--- BEGIN Input rows ---
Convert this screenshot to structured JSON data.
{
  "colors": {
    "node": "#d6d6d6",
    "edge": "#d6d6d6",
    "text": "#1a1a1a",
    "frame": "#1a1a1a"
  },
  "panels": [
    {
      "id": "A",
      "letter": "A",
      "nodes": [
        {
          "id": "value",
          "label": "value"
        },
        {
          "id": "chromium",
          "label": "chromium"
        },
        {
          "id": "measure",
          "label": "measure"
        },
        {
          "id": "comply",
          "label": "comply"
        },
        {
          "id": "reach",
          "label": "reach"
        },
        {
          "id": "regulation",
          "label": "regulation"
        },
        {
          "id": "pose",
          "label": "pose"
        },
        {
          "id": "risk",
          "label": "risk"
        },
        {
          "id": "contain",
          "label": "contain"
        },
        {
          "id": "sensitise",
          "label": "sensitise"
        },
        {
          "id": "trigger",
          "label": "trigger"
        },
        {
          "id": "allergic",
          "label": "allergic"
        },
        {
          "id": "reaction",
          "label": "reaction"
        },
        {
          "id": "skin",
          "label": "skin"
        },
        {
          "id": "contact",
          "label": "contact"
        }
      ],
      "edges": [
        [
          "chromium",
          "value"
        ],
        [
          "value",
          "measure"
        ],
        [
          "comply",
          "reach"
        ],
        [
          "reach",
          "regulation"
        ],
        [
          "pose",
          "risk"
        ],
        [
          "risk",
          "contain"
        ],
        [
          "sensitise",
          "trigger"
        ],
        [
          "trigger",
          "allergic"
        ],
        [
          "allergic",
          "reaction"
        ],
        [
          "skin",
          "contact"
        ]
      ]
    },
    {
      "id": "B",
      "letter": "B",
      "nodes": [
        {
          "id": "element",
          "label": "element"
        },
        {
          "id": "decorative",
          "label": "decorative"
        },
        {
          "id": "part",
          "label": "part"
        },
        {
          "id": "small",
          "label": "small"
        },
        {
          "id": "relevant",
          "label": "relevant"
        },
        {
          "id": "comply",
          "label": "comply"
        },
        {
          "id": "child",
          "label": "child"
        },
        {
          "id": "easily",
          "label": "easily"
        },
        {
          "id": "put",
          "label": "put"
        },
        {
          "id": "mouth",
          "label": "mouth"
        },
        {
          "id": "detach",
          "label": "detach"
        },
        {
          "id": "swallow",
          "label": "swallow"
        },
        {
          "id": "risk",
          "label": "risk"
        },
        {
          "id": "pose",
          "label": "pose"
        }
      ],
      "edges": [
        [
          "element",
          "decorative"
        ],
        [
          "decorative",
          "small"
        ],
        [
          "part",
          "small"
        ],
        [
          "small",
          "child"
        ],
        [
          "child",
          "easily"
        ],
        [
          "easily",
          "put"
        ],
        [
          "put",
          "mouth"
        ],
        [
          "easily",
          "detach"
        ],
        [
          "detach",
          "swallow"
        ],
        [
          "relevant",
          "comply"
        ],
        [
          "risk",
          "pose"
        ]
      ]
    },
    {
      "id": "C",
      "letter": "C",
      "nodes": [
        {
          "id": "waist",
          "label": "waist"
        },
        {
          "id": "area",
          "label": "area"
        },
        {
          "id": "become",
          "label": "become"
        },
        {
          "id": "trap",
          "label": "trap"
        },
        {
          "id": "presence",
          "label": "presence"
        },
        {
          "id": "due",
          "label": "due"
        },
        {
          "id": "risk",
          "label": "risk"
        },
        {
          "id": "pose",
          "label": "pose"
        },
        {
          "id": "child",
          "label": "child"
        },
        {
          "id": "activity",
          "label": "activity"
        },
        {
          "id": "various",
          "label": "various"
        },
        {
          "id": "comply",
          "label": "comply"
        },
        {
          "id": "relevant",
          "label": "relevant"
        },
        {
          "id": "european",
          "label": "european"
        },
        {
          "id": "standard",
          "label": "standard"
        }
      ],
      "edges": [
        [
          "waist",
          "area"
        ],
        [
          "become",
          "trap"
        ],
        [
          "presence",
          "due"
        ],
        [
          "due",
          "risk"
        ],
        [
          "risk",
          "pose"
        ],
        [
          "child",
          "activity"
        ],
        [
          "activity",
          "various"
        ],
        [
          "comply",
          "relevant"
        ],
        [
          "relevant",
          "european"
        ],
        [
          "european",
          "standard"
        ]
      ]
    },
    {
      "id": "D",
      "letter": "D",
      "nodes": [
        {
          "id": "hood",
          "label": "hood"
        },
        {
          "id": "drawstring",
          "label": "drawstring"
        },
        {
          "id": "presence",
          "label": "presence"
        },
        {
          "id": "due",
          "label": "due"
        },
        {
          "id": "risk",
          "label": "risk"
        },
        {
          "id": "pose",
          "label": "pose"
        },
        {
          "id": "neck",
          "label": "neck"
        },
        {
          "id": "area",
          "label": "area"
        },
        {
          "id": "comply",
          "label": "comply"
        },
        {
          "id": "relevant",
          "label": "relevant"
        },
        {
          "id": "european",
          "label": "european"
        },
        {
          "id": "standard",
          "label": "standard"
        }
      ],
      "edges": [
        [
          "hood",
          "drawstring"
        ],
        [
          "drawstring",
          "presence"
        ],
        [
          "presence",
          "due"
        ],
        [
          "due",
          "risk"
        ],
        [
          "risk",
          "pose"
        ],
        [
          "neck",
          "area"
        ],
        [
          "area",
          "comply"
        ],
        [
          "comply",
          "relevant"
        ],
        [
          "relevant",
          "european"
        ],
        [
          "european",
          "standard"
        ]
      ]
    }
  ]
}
--- END Input rows ---
### Problem to work on
Return what is listed above, exactly and completely.

### Exercise response
Convert this screenshot to structured JSON data.
{
  "colors": {
    "node": "#d6d6d6",
    "edge": "#d6d6d6",
    "text": "#1a1a1a",
    "frame": "#1a1a1a"
  },
  "panels": [
    {
      "id": "A",
      "letter": "A",
      "nodes": [
        {
          "id": "value",
          "label": "value"
        },
        {
          "id": "chromium",
          "label": "chromium"
        },
        {
          "id": "measure",
          "label": "measure"
        },
        {
          "id": "comply",
          "label": "comply"
        },
        {
          "id": "reach",
          "label": "reach"
        },
        {
          "id": "regulation",
          "label": "regulation"
        },
        {
          "id": "pose",
          "label": "pose"
        },
        {
          "id": "risk",
          "label": "risk"
        },
        {
          "id": "contain",
          "label": "contain"
        },
        {
          "id": "sensitise",
          "label": "sensitise"
        },
        {
          "id": "trigger",
          "label": "trigger"
        },
        {
          "id": "allergic",
          "label": "allergic"
        },
        {
          "id": "reaction",
          "label": "reaction"
        },
        {
          "id": "skin",
          "label": "skin"
        },
        {
          "id": "contact",
          "label": "contact"
        }
      ],
      "edges": [
        [
          "chromium",
          "value"
        ],
        [
          "value",
          "measure"
        ],
        [
          "comply",
          "reach"
        ],
        [
          "reach",
          "regulation"
        ],
        [
          "pose",
          "risk"
        ],
        [
          "risk",
          "contain"
        ],
        [
          "sensitise",
          "trigger"
        ],
        [
          "trigger",
          "allergic"
        ],
        [
          "allergic",
          "reaction"
        ],
        [
          "skin",
          "contact"
        ]
      ]
    },
    {
      "id": "B",
      "letter": "B",
      "nodes": [
        {
          "id": "element",
          "label": "element"
        },
        {
          "id": "decorative",
          "label": "decorative"
        },
        {
          "id": "part",
          "label": "part"
        },
        {
          "id": "small",
          "label": "small"
        },
        {
          "id": "relevant",
          "label": "relevant"
        },
        {
          "id": "comply",
          "label": "comply"
        },
        {
          "id": "child",
          "label": "child"
        },
        {
          "id": "easily",
          "label": "easily"
        },
        {
          "id": "put",
          "label": "put"
        },
        {
          "id": "mouth",
          "label": "mouth"
        },
        {
          "id": "detach",
          "label": "detach"
        },
        {
          "id": "swallow",
          "label": "swallow"
        },
        {
          "id": "risk",
          "label": "risk"
        },
        {
          "id": "pose",
          "label": "pose"
        }
      ],
      "edges": [
        [
          "element",
          "decorative"
        ],
        [
          "decorative",
          "small"
        ],
        [
          "part",
          "small"
        ],
        [
          "small",
          "child"
        ],
        [
          "child",
          "easily"
        ],
        [
          "easily",
          "put"
        ],
        [
          "put",
          "mouth"
        ],
        [
          "easily",
          "detach"
        ],
        [
          "detach",
          "swallow"
        ],
        [
          "relevant",
          "comply"
        ],
        [
          "risk",
          "pose"
        ]
      ]
    },
    {
      "id": "C",
      "letter": "C",
      "nodes": [
        {
          "id": "waist",
          "label": "waist"
        },
        {
          "id": "area",
          "label": "area"
        },
        {
          "id": "become",
          "label": "become"
        },
        {
          "id": "trap",
          "label": "trap"
        },
        {
          "id": "presence",
          "label": "presence"
        },
        {
          "id": "due",
          "label": "due"
        },
        {
          "id": "risk",
          "label": "risk"
        },
        {
          "id": "pose",
          "label": "pose"
        },
        {
          "id": "child",
          "label": "child"
        },
        {
          "id": "activity",
          "label": "activity"
        },
        {
          "id": "various",
          "label": "various"
        },
        {
          "id": "comply",
          "label": "comply"
        },
        {
          "id": "relevant",
          "label": "relevant"
        },
        {
          "id": "european",
          "label": "european"
        },
        {
          "id": "standard",
          "label": "standard"
        }
      ],
      "edges": [
        [
          "waist",
          "area"
        ],
        [
          "become",
          "trap"
        ],
        [
          "presence",
          "due"
        ],
        [
          "due",
          "risk"
        ],
        [
          "risk",
          "pose"
        ],
        [
          "child",
          "activity"
        ],
        [
          "activity",
          "various"
        ],
        [
          "comply",
          "relevant"
        ],
        [
          "relevant",
          "european"
        ],
        [
          "european",
          "standard"
        ]
      ]
    },
    {
      "id": "D",
      "letter": "D",
      "nodes": [
        {
          "id": "hood",
          "label": "hood"
        },
        {
          "id": "drawstring",
          "label": "drawstring"
        },
        {
          "id": "presence",
          "label": "presence"
        },
        {
          "id": "due",
          "label": "due"
        },
        {
          "id": "risk",
          "label": "risk"
        },
        {
          "id": "pose",
          "label": "pose"
        },
        {
          "id": "neck",
          "label": "neck"
        },
        {
          "id": "area",
          "label": "area"
        },
        {
          "id": "comply",
          "label": "comply"
        },
        {
          "id": "relevant",
          "label": "relevant"
        },
        {
          "id": "european",
          "label": "european"
        },
        {
          "id": "standard",
          "label": "standard"
        }
      ],
      "edges": [
        [
          "hood",
          "drawstring"
        ],
        [
          "drawstring",
          "presence"
        ],
        [
          "presence",
          "due"
        ],
        [
          "due",
          "risk"
        ],
        [
          "risk",
          "pose"
        ],
        [
          "neck",
          "area"
        ],
        [
          "area",
          "comply"
        ],
        [
          "comply",
          "relevant"
        ],
        [
          "relevant",
          "european"
        ],
        [
          "european",
          "standard"
        ]
      ]
    }
  ]
}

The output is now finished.